§ **OBJECTIVE**:
Skip the pictures. Copy all the rest of the records down exactly.

Dataset excerpts
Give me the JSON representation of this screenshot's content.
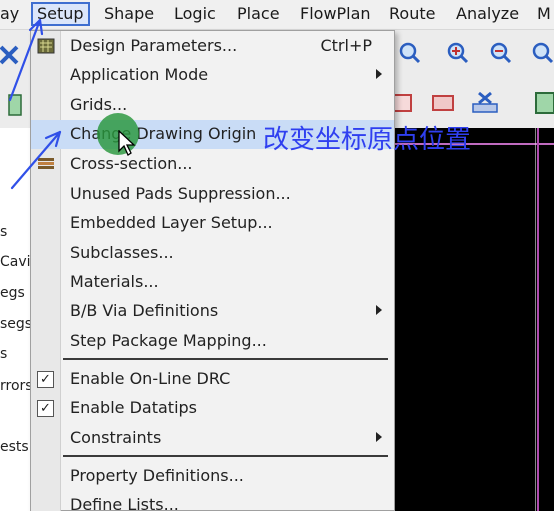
{
  "menubar": {
    "items": [
      "ay",
      "Setup",
      "Shape",
      "Logic",
      "Place",
      "FlowPlan",
      "Route",
      "Analyze",
      "M"
    ],
    "active": "Setup"
  },
  "left_panel": {
    "items": [
      "s",
      "Cavi",
      "egs",
      "segs",
      "s",
      "rrors",
      "ests"
    ]
  },
  "setup_menu": {
    "items": [
      {
        "label": "Design Parameters...",
        "shortcut": "Ctrl+P"
      },
      {
        "label": "Application Mode",
        "submenu": true
      },
      {
        "label": "Grids..."
      },
      {
        "label": "Change Drawing Origin",
        "highlighted": true
      },
      {
        "label": "Cross-section..."
      },
      {
        "label": "Unused Pads Suppression..."
      },
      {
        "label": "Embedded Layer Setup..."
      },
      {
        "label": "Subclasses..."
      },
      {
        "label": "Materials..."
      },
      {
        "label": "B/B Via Definitions",
        "submenu": true
      },
      {
        "label": "Step Package Mapping..."
      },
      {
        "label": "Enable On-Line DRC",
        "checked": true
      },
      {
        "label": "Enable Datatips",
        "checked": true
      },
      {
        "label": "Constraints",
        "submenu": true
      },
      {
        "label": "Property Definitions..."
      },
      {
        "label": "Define Lists..."
      }
    ]
  },
  "annotation_text": "改变坐标原点位置",
  "colors": {
    "annotation": "#2f3ff0",
    "highlight": "#c9dcf6",
    "canvas": "#000000",
    "cursor_circle": "#2a9a3c",
    "accent_line": "#b04bb0"
  },
  "icons": {
    "toolbar": [
      "close-icon",
      "zoom-icon",
      "zoom-in-icon",
      "zoom-out-icon",
      "zoom-fit-icon",
      "rect-icon",
      "shape-icon",
      "delete-icon",
      "layers-icon"
    ]
  }
}
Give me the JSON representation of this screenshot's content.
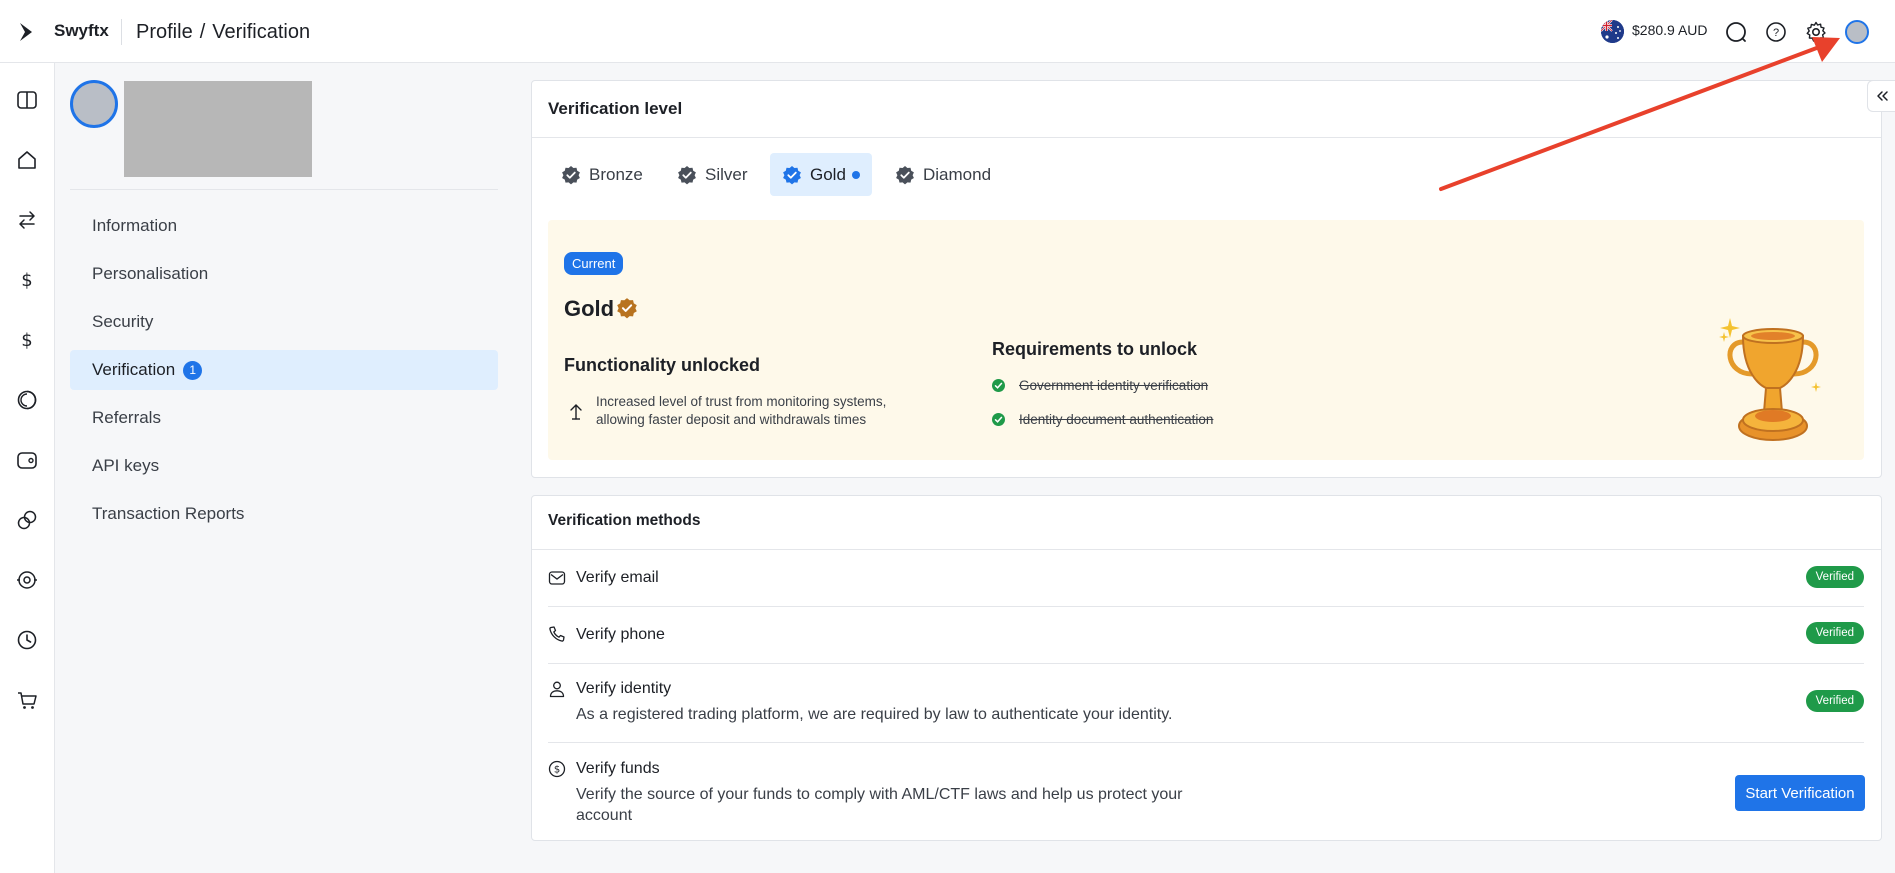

§ **RESPONSE TO THE EXERCISE**:
Give me the JSON representation of this screenshot's content.
{
  "menubar": {
    "items": [
      "ay",
      "Setup",
      "Shape",
      "Logic",
      "Place",
      "FlowPlan",
      "Route",
      "Analyze",
      "M"
    ],
    "active": "Setup"
  },
  "left_panel": {
    "items": [
      "s",
      "Cavi",
      "egs",
      "segs",
      "s",
      "rrors",
      "ests"
    ]
  },
  "setup_menu": {
    "items": [
      {
        "label": "Design Parameters...",
        "shortcut": "Ctrl+P"
      },
      {
        "label": "Application Mode",
        "submenu": true
      },
      {
        "label": "Grids..."
      },
      {
        "label": "Change Drawing Origin",
        "highlighted": true
      },
      {
        "label": "Cross-section..."
      },
      {
        "label": "Unused Pads Suppression..."
      },
      {
        "label": "Embedded Layer Setup..."
      },
      {
        "label": "Subclasses..."
      },
      {
        "label": "Materials..."
      },
      {
        "label": "B/B Via Definitions",
        "submenu": true
      },
      {
        "label": "Step Package Mapping..."
      },
      {
        "label": "Enable On-Line DRC",
        "checked": true
      },
      {
        "label": "Enable Datatips",
        "checked": true
      },
      {
        "label": "Constraints",
        "submenu": true
      },
      {
        "label": "Property Definitions..."
      },
      {
        "label": "Define Lists..."
      }
    ]
  },
  "annotation_text": "改变坐标原点位置",
  "colors": {
    "annotation": "#2f3ff0",
    "highlight": "#c9dcf6",
    "canvas": "#000000",
    "cursor_circle": "#2a9a3c",
    "accent_line": "#b04bb0"
  },
  "icons": {
    "toolbar": [
      "close-icon",
      "zoom-icon",
      "zoom-in-icon",
      "zoom-out-icon",
      "zoom-fit-icon",
      "rect-icon",
      "shape-icon",
      "delete-icon",
      "layers-icon"
    ]
  }
}
Give me the JSON representation of this screenshot's content.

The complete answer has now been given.